(Figure record extracts)

• • • • •

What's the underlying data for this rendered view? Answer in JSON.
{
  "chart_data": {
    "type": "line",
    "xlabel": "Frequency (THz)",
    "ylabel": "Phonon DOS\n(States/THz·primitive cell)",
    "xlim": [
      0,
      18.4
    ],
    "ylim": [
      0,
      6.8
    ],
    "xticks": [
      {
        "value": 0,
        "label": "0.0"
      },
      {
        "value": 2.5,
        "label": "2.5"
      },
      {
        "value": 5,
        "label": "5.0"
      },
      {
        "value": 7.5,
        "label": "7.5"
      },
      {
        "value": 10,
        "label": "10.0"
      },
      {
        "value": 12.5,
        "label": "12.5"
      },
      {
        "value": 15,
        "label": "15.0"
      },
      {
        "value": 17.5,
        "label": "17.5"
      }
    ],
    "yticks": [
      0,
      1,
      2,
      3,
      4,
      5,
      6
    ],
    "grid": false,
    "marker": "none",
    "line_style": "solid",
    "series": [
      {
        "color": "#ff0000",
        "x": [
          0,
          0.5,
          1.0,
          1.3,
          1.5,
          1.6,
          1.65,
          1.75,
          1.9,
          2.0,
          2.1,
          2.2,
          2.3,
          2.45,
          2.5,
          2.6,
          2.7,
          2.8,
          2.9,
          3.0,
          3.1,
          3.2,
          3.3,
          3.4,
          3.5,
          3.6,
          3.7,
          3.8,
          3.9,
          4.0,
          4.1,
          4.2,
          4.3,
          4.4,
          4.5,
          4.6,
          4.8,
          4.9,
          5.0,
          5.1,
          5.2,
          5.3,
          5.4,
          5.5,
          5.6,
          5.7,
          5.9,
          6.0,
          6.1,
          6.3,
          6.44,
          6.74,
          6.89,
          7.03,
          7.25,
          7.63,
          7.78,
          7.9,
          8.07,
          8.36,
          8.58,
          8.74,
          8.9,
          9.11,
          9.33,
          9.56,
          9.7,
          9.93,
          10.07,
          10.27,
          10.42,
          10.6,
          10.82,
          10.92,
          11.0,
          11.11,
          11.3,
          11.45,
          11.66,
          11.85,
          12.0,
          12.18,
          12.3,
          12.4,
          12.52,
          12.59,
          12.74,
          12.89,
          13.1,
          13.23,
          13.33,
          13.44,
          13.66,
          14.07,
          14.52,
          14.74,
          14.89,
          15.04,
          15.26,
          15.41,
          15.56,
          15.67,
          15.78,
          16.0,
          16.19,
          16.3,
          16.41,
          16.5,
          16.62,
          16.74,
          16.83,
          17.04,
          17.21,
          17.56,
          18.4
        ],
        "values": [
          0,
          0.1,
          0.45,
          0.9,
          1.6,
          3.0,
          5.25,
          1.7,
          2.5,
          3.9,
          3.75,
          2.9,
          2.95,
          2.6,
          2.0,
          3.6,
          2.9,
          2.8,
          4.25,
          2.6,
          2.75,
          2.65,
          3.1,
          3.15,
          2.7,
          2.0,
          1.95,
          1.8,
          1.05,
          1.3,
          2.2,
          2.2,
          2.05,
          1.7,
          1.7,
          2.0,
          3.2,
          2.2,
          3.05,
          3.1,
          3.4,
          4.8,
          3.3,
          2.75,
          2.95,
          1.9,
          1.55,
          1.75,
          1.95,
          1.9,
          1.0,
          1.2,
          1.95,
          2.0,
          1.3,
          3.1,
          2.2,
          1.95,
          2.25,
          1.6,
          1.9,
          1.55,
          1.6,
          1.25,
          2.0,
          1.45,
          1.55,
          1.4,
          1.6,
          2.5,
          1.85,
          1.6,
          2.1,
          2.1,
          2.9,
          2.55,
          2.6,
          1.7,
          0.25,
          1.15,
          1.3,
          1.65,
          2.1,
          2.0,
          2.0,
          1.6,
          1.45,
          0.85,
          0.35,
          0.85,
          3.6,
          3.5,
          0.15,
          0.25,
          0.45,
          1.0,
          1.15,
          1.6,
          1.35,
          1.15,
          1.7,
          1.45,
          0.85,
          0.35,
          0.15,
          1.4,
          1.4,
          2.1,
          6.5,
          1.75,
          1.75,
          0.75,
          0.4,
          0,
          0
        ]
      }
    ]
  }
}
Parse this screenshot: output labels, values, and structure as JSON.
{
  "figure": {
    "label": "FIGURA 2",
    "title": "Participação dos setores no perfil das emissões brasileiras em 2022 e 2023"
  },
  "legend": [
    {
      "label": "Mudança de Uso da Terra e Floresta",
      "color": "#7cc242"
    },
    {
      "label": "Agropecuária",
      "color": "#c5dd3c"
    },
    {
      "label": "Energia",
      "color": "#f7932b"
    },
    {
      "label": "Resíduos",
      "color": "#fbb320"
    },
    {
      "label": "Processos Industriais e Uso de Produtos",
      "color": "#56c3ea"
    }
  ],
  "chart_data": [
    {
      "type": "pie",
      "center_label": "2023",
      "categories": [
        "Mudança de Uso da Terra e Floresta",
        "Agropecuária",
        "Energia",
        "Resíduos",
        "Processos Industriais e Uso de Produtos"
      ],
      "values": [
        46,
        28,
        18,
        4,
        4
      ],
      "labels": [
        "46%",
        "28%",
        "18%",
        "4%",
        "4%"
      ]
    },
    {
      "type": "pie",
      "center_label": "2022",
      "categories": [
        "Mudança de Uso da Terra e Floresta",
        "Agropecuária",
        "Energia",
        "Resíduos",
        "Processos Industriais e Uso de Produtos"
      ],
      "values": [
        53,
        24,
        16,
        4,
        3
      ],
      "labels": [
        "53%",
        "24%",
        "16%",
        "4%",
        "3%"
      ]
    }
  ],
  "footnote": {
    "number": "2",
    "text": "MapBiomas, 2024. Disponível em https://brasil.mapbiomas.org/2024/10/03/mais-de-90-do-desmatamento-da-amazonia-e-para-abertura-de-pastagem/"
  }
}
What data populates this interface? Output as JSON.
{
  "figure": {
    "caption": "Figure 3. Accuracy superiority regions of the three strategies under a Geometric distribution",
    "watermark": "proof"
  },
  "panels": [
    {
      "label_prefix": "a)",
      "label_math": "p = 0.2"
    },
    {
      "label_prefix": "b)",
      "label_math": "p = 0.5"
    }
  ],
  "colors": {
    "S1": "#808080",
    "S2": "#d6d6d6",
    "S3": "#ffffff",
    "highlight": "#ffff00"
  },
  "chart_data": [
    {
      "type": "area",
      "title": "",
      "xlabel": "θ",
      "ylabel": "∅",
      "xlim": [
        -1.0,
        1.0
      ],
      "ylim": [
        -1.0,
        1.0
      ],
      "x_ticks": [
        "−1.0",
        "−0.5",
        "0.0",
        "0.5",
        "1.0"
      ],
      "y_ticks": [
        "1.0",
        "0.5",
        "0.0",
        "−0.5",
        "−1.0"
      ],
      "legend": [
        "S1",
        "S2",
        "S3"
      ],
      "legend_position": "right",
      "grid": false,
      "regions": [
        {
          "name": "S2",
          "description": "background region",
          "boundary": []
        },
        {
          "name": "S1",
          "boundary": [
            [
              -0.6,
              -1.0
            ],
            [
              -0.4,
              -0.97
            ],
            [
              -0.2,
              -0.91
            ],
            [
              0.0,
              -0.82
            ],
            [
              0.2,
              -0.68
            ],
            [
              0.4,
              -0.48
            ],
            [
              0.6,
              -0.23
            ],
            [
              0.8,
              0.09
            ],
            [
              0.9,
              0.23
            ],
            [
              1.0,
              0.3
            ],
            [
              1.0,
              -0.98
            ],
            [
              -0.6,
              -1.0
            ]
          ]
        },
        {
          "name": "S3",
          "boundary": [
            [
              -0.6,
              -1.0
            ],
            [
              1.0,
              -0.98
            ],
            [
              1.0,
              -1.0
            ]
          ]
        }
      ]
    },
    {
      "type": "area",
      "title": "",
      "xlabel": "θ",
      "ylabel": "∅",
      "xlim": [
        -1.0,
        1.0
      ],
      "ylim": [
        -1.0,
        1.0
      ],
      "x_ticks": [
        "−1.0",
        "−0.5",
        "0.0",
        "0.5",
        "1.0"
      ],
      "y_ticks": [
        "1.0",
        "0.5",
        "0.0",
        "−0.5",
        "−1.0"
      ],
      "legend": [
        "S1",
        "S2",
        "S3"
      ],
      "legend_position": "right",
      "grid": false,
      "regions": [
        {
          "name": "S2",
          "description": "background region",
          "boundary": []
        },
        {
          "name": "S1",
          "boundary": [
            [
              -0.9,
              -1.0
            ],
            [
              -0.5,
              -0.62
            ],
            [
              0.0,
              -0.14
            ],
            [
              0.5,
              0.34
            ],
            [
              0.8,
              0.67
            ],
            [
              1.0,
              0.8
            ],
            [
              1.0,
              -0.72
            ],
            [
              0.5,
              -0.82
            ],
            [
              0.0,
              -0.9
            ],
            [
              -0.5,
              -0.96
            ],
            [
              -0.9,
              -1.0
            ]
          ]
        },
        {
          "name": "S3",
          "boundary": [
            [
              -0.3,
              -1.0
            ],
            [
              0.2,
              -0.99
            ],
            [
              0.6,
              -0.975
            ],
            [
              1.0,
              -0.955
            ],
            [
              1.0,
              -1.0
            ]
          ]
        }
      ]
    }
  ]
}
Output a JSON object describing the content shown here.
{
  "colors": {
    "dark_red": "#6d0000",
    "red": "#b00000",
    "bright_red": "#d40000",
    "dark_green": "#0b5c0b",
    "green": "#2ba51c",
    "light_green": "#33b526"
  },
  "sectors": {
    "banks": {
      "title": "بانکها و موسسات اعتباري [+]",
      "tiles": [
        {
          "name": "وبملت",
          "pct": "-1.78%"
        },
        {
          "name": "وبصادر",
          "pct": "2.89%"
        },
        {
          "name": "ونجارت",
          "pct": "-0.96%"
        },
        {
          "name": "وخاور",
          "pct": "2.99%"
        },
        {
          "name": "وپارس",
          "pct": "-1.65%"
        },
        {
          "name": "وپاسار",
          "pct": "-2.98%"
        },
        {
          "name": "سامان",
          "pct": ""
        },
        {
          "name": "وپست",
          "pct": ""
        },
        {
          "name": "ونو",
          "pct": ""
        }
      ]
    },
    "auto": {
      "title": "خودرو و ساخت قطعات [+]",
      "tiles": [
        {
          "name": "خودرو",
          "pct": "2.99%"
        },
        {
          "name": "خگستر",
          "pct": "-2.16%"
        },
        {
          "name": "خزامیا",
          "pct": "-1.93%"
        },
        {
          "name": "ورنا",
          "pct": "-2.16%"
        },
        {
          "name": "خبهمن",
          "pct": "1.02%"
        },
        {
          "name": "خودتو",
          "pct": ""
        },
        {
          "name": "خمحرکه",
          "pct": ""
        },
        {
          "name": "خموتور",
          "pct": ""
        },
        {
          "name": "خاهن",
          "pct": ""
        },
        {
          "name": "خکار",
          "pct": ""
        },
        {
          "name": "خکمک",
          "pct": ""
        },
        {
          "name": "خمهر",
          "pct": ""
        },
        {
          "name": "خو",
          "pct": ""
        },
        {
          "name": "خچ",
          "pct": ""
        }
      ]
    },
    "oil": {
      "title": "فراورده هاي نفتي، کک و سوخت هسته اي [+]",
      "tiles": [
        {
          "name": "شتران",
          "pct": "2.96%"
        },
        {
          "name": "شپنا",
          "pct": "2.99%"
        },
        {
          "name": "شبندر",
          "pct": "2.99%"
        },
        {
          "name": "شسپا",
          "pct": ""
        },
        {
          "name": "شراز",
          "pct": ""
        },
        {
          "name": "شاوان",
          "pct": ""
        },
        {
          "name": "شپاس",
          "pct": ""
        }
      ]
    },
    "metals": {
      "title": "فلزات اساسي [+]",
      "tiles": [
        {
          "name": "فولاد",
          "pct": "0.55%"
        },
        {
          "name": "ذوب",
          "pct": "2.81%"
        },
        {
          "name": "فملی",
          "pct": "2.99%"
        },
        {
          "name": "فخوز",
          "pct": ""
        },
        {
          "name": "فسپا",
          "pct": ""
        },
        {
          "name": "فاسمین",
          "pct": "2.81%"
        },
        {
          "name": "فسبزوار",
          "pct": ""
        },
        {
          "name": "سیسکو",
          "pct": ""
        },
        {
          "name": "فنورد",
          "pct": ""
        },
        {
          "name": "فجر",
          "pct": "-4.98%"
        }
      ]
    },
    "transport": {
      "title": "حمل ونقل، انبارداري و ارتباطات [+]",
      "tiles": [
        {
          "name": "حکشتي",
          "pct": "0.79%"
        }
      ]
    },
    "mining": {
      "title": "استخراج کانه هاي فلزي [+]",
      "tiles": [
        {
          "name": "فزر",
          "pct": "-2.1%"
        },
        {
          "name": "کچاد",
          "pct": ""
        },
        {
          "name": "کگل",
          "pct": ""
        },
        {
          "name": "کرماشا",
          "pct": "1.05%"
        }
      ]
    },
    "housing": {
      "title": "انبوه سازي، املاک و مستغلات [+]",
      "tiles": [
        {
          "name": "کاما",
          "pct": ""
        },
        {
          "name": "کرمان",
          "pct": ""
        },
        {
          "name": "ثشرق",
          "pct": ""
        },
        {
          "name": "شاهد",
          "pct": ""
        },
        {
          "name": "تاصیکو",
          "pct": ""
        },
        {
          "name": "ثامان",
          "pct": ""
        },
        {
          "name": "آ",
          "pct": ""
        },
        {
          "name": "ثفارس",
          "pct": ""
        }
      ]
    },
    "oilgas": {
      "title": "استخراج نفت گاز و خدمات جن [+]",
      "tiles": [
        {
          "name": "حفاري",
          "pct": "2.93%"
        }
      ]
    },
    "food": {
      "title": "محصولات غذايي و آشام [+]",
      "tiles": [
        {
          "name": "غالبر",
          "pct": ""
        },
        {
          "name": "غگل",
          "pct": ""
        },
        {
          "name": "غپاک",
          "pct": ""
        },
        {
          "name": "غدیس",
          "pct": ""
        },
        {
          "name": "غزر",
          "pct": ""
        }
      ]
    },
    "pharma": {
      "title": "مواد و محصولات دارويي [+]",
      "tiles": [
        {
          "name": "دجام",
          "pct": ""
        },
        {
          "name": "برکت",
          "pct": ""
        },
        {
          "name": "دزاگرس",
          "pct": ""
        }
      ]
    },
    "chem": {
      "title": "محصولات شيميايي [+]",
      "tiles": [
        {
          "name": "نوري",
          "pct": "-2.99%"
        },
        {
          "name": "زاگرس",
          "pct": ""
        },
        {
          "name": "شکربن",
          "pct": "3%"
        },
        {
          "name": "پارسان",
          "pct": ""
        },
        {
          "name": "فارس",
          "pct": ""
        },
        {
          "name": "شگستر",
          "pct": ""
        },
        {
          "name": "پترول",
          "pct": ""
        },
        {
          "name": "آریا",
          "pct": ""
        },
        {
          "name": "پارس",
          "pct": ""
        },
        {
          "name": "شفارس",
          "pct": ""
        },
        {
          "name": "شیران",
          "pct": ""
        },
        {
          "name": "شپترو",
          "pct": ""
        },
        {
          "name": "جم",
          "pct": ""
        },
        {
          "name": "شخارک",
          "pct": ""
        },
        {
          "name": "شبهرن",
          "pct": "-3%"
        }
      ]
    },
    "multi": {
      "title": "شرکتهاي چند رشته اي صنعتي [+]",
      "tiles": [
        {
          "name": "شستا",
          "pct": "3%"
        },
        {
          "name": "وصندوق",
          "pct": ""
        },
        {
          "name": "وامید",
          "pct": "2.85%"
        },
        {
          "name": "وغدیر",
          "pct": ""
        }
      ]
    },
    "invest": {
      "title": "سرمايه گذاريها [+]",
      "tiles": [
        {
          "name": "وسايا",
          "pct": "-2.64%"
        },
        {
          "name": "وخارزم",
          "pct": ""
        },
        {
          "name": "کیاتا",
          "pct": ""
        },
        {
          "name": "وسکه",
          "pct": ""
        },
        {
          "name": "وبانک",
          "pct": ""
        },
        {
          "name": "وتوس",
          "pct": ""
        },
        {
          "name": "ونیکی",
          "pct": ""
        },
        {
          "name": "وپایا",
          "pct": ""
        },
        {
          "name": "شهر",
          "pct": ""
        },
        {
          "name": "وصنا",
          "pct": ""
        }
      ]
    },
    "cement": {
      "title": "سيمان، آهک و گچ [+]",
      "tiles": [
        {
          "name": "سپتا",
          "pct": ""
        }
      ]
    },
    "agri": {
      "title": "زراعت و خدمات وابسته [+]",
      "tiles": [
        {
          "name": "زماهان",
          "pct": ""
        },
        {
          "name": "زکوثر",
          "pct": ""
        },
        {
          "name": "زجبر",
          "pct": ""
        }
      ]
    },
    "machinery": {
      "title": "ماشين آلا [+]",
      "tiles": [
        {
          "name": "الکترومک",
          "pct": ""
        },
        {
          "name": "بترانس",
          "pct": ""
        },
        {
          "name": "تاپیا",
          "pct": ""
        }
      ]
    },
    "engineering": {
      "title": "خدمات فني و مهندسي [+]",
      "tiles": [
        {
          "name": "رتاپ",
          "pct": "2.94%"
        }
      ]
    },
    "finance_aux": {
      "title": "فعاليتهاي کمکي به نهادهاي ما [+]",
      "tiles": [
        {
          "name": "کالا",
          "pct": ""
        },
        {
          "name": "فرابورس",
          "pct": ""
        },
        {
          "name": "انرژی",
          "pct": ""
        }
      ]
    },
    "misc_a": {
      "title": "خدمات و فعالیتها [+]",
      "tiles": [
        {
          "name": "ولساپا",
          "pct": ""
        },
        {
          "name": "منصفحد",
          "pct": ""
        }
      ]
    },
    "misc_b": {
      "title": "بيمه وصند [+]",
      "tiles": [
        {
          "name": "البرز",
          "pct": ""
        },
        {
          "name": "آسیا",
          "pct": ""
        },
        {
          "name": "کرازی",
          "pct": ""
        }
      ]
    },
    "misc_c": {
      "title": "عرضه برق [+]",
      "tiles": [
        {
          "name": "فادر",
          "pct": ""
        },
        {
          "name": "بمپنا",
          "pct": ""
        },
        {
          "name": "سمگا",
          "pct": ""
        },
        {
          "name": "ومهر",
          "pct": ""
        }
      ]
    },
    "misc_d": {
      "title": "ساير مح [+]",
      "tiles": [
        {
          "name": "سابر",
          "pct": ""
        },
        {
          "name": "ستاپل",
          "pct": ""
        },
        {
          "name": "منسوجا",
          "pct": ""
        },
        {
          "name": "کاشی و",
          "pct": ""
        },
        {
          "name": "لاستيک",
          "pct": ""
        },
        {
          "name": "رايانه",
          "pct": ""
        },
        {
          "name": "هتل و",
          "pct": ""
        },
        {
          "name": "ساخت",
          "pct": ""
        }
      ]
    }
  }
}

• • • • •

--- What the task asks ---
Which lines include the word "محصولات"? List them all.

--- Correct result ---
      "title": "محصولات غذايي و آشام [+]",
      "title": "مواد و محصولات دارويي [+]",
      "title": "محصولات شيميايي [+]",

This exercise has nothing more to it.